** Start of RECORDS FOR THE TASK **
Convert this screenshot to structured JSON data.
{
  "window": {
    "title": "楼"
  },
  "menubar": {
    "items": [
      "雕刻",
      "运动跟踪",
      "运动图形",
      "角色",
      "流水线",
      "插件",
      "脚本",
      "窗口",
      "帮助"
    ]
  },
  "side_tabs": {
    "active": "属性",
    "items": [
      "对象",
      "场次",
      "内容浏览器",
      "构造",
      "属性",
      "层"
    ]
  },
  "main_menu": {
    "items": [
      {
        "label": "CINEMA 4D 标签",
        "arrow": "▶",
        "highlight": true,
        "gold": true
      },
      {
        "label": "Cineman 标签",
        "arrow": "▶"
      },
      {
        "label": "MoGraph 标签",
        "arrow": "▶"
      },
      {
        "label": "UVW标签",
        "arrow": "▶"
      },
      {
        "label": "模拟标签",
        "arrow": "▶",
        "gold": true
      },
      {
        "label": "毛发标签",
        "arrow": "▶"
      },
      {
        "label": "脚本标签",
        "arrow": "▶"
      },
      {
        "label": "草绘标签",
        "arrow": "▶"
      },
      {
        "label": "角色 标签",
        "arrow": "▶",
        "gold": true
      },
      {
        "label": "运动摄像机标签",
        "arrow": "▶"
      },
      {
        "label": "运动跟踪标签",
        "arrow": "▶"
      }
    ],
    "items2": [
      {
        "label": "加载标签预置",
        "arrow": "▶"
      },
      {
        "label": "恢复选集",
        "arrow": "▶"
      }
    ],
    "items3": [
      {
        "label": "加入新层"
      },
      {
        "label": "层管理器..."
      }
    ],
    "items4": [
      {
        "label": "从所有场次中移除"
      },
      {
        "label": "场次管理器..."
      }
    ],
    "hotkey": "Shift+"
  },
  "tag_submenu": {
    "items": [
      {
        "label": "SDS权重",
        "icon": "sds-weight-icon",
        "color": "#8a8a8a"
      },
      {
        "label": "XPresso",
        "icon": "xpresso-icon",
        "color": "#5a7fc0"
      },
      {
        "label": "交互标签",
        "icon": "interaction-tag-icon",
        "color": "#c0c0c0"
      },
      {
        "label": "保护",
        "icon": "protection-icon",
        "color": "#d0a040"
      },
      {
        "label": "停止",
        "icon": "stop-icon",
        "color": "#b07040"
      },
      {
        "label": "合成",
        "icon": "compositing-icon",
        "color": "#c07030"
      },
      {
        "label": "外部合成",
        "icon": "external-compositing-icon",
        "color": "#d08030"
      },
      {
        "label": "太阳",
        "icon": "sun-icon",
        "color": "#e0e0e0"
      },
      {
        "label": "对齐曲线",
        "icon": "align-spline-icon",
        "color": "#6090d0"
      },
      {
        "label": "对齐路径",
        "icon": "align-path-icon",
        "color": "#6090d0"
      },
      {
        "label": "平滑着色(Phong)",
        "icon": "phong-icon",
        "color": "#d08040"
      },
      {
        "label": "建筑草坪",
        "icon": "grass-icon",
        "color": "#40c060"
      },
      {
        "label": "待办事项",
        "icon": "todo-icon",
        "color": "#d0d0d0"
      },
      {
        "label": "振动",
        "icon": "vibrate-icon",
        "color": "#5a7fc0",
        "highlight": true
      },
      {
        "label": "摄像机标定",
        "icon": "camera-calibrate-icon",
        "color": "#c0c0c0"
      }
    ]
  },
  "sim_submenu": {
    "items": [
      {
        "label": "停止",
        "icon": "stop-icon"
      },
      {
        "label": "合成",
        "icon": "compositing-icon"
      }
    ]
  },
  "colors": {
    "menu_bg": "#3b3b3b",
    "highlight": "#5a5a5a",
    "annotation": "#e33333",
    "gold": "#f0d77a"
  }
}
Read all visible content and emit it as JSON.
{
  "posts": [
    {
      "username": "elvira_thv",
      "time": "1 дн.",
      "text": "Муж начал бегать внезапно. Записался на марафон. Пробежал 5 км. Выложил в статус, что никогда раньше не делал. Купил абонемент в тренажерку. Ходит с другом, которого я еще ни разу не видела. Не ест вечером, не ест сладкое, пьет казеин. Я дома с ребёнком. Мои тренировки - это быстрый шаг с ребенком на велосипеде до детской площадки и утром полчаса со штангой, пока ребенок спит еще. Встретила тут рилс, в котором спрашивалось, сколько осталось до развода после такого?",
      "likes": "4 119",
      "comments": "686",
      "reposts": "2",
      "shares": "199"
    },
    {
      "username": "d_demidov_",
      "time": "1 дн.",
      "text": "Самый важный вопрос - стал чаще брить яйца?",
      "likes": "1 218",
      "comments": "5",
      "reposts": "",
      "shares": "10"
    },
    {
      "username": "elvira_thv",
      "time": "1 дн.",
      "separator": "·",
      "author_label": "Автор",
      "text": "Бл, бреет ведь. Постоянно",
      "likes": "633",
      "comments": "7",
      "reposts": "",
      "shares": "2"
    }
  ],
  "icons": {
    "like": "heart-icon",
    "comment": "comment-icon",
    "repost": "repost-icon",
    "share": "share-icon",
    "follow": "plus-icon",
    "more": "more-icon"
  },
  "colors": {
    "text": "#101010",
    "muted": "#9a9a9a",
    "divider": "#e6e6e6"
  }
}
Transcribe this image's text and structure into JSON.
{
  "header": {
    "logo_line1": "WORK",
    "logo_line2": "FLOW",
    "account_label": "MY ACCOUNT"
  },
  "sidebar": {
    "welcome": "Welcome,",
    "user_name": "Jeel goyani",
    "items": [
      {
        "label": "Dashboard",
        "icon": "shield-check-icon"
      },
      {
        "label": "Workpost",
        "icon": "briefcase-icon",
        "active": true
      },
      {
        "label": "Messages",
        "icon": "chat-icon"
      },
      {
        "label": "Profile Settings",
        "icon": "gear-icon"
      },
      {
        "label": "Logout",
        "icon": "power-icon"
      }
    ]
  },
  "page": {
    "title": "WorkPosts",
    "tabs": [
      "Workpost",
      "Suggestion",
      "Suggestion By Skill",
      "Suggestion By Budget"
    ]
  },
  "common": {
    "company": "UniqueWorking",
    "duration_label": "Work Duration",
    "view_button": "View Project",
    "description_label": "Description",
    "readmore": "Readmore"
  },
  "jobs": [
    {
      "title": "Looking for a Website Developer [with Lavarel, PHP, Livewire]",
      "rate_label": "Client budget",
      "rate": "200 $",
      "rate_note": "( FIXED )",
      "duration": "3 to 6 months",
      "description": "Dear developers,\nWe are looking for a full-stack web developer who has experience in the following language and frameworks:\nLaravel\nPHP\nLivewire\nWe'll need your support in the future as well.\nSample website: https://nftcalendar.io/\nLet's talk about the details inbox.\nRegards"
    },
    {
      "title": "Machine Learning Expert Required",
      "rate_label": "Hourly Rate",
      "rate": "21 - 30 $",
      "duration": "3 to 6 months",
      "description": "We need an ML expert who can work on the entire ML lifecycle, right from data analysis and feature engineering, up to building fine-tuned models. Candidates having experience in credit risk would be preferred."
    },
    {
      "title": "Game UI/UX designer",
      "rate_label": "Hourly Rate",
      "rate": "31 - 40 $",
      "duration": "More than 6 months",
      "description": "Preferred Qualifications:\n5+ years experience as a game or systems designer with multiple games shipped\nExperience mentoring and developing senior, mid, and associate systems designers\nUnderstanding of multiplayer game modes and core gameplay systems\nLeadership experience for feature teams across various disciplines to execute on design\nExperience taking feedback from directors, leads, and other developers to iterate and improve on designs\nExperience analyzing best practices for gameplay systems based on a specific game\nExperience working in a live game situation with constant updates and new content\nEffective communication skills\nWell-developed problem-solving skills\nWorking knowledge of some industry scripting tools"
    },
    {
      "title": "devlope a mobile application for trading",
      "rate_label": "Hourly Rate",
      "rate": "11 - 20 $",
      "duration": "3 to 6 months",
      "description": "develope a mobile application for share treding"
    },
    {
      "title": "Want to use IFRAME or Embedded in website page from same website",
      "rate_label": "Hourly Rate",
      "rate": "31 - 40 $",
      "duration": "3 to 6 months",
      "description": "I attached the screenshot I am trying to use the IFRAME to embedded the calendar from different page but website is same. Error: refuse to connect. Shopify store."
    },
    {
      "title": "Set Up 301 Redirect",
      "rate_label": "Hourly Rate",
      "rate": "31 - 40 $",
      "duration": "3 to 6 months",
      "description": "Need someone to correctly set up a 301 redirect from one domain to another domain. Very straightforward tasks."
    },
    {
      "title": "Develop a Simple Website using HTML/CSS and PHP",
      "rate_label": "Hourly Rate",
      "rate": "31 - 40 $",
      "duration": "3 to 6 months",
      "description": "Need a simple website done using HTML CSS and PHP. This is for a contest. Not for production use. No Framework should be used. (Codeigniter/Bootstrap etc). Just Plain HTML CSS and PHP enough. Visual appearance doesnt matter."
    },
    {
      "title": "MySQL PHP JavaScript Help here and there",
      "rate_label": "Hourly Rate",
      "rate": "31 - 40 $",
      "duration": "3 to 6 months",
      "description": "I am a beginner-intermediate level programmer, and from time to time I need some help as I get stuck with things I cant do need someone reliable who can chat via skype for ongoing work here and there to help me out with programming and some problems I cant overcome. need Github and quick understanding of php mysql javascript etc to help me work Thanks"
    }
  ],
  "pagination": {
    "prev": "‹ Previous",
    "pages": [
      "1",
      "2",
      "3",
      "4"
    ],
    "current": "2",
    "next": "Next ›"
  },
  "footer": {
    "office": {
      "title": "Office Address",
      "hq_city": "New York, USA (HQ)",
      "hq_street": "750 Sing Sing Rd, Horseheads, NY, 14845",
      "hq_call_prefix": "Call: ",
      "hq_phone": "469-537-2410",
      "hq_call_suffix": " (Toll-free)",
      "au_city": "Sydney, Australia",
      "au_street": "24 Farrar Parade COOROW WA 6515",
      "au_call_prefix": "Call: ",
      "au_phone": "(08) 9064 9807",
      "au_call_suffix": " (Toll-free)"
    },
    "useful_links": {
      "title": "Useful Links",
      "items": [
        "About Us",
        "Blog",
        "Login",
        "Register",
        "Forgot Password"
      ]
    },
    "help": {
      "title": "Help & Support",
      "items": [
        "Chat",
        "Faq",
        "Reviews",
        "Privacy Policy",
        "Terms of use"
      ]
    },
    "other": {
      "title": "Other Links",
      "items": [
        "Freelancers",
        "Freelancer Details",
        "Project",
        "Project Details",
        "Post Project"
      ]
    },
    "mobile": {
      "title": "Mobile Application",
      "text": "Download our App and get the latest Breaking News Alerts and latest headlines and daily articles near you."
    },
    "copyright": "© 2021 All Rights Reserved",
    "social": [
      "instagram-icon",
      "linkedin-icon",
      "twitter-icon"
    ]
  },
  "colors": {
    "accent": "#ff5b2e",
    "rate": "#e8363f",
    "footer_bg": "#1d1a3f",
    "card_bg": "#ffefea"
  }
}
** End of RECORDS FOR THE TASK **
TASK TO CARRY OUT:
Pick out every line with the string "align" and copy it.

FULL ANSWER:
        "icon": "align-spline-icon",
        "icon": "align-path-icon",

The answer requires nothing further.